-- begin Information given --

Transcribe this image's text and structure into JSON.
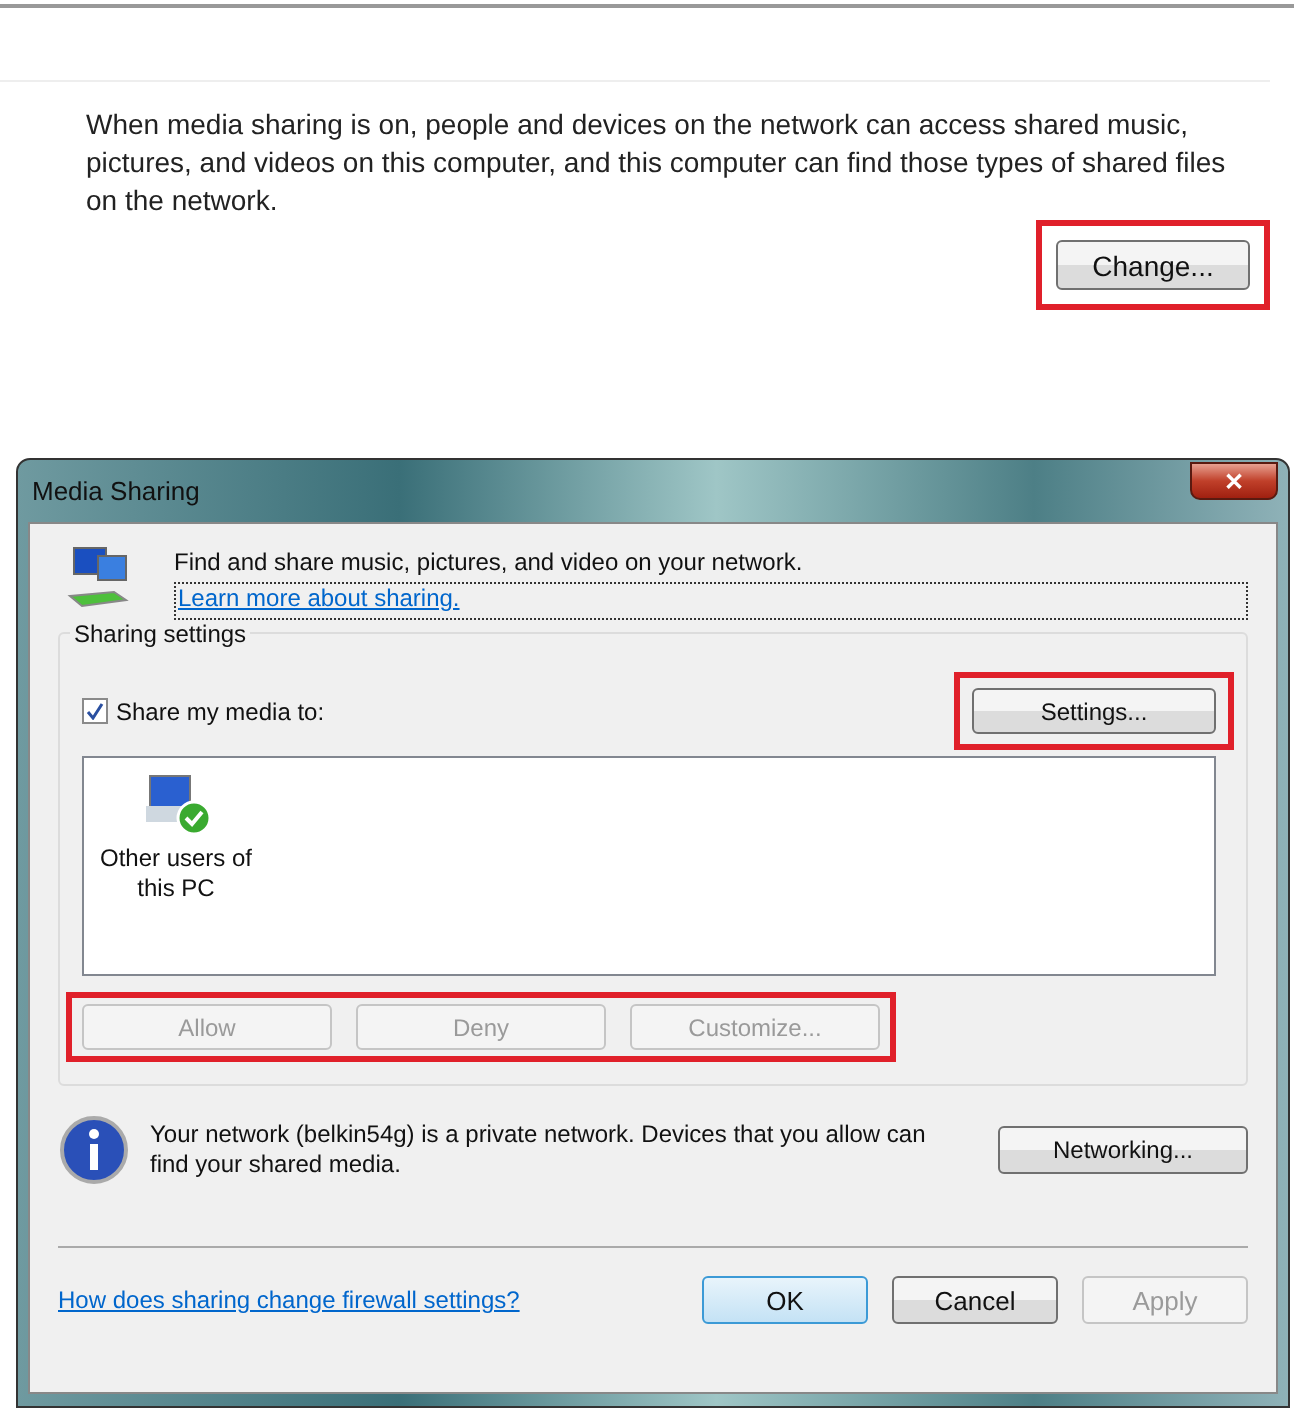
{
  "intro": {
    "text": "When media sharing is on, people and devices on the network can access shared music, pictures, and videos on this computer, and this computer can find those types of shared files on the network.",
    "button": {
      "label": "Change...",
      "highlighted": true
    }
  },
  "dialog": {
    "title": "Media Sharing",
    "close": "✕",
    "header": {
      "text": "Find and share music, pictures, and video on your network.",
      "link": "Learn more about sharing."
    },
    "group": {
      "label": "Sharing settings",
      "share_checkbox": {
        "label": "Share my media to:",
        "checked": true
      },
      "settings_button": {
        "label": "Settings...",
        "highlighted": true
      },
      "devices": [
        {
          "label": "Other users of this PC",
          "allowed": true
        }
      ],
      "device_buttons": {
        "highlighted": true,
        "buttons": [
          {
            "label": "Allow",
            "disabled": true
          },
          {
            "label": "Deny",
            "disabled": true
          },
          {
            "label": "Customize...",
            "disabled": true
          }
        ]
      }
    },
    "info": {
      "text": "Your network (belkin54g) is a private network. Devices that you allow can find your shared media.",
      "button": "Networking..."
    },
    "footer": {
      "link": "How does sharing change firewall settings?",
      "buttons": [
        {
          "label": "OK",
          "default": true,
          "disabled": false
        },
        {
          "label": "Cancel",
          "default": false,
          "disabled": false
        },
        {
          "label": "Apply",
          "default": false,
          "disabled": true
        }
      ]
    }
  }
}
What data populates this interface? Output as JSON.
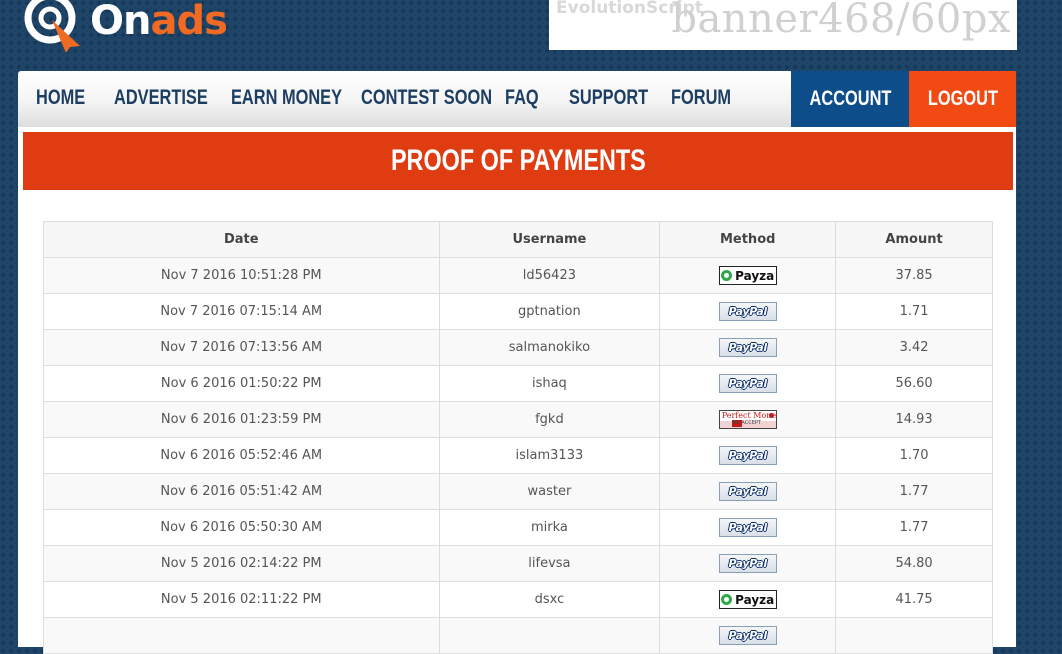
{
  "logo": {
    "part1": "On",
    "part2": "ads"
  },
  "banner": {
    "brand": "EvolutionScript",
    "text": "banner468/60px"
  },
  "nav": {
    "items": [
      "HOME",
      "ADVERTISE",
      "EARN MONEY",
      "CONTEST SOON",
      "FAQ",
      "SUPPORT",
      "FORUM"
    ],
    "account": "ACCOUNT",
    "logout": "LOGOUT"
  },
  "page": {
    "title": "PROOF OF PAYMENTS"
  },
  "table": {
    "headers": [
      "Date",
      "Username",
      "Method",
      "Amount"
    ],
    "rows": [
      {
        "date": "Nov 7 2016 10:51:28 PM",
        "username": "ld56423",
        "method": "Payza",
        "amount": "37.85"
      },
      {
        "date": "Nov 7 2016 07:15:14 AM",
        "username": "gptnation",
        "method": "PayPal",
        "amount": "1.71"
      },
      {
        "date": "Nov 7 2016 07:13:56 AM",
        "username": "salmanokiko",
        "method": "PayPal",
        "amount": "3.42"
      },
      {
        "date": "Nov 6 2016 01:50:22 PM",
        "username": "ishaq",
        "method": "PayPal",
        "amount": "56.60"
      },
      {
        "date": "Nov 6 2016 01:23:59 PM",
        "username": "fgkd",
        "method": "Perfect Money",
        "amount": "14.93"
      },
      {
        "date": "Nov 6 2016 05:52:46 AM",
        "username": "islam3133",
        "method": "PayPal",
        "amount": "1.70"
      },
      {
        "date": "Nov 6 2016 05:51:42 AM",
        "username": "waster",
        "method": "PayPal",
        "amount": "1.77"
      },
      {
        "date": "Nov 6 2016 05:50:30 AM",
        "username": "mirka",
        "method": "PayPal",
        "amount": "1.77"
      },
      {
        "date": "Nov 5 2016 02:14:22 PM",
        "username": "lifevsa",
        "method": "PayPal",
        "amount": "54.80"
      },
      {
        "date": "Nov 5 2016 02:11:22 PM",
        "username": "dsxc",
        "method": "Payza",
        "amount": "41.75"
      },
      {
        "date": "",
        "username": "",
        "method": "PayPal",
        "amount": ""
      }
    ]
  },
  "badges": {
    "payza": "Payza",
    "paypal": "PayPal",
    "pm_top": "Perfect Money",
    "pm_bottom": "WE ACCEPT"
  },
  "colors": {
    "background": "#1e4468",
    "brand_orange": "#f06a23",
    "nav_text": "#1d3e63",
    "account_btn": "#0d4e8a",
    "logout_btn": "#f24a13",
    "title_bar": "#df3c12"
  }
}
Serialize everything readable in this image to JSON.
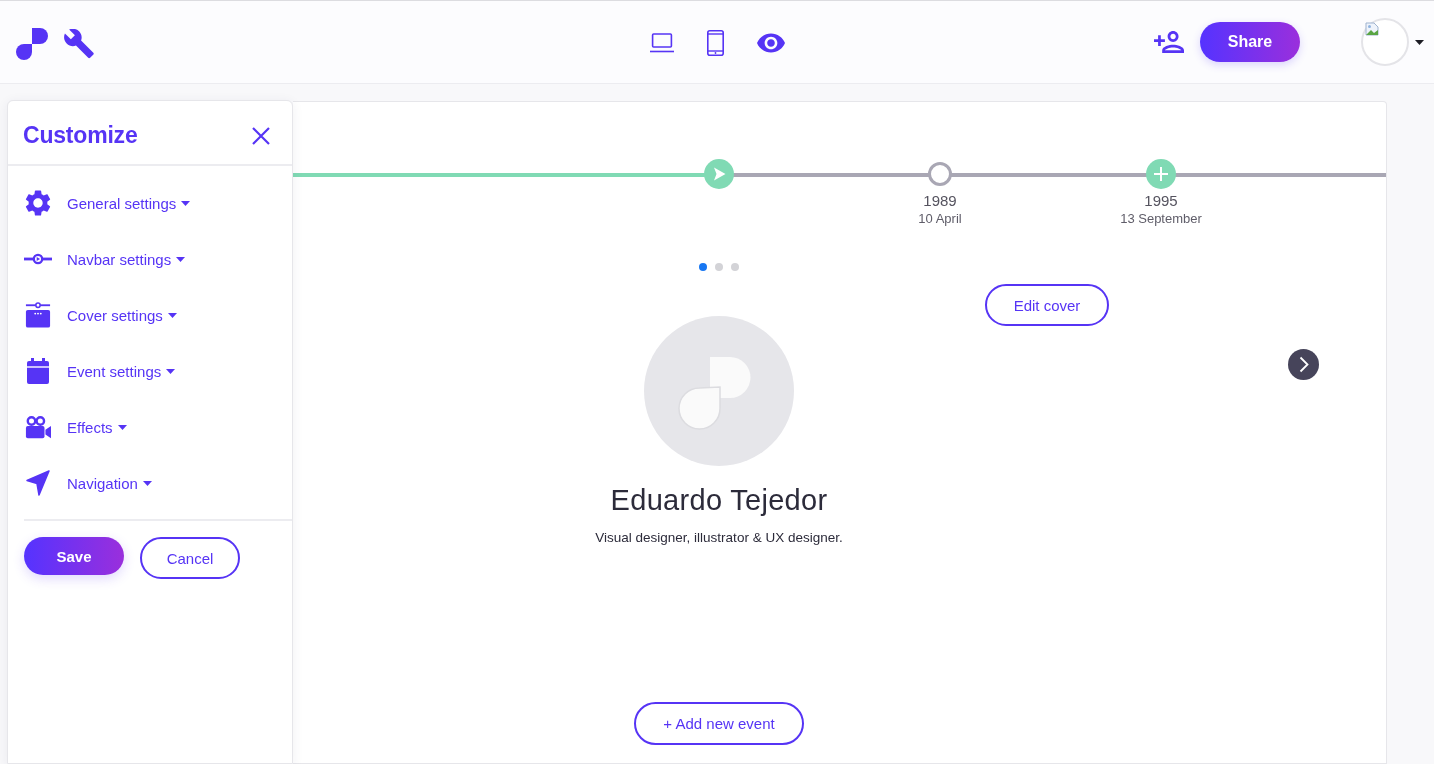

-- end Information given --

### Short task
Only the number is wanted: count the lines of the records that hold the word "label".

### Result
11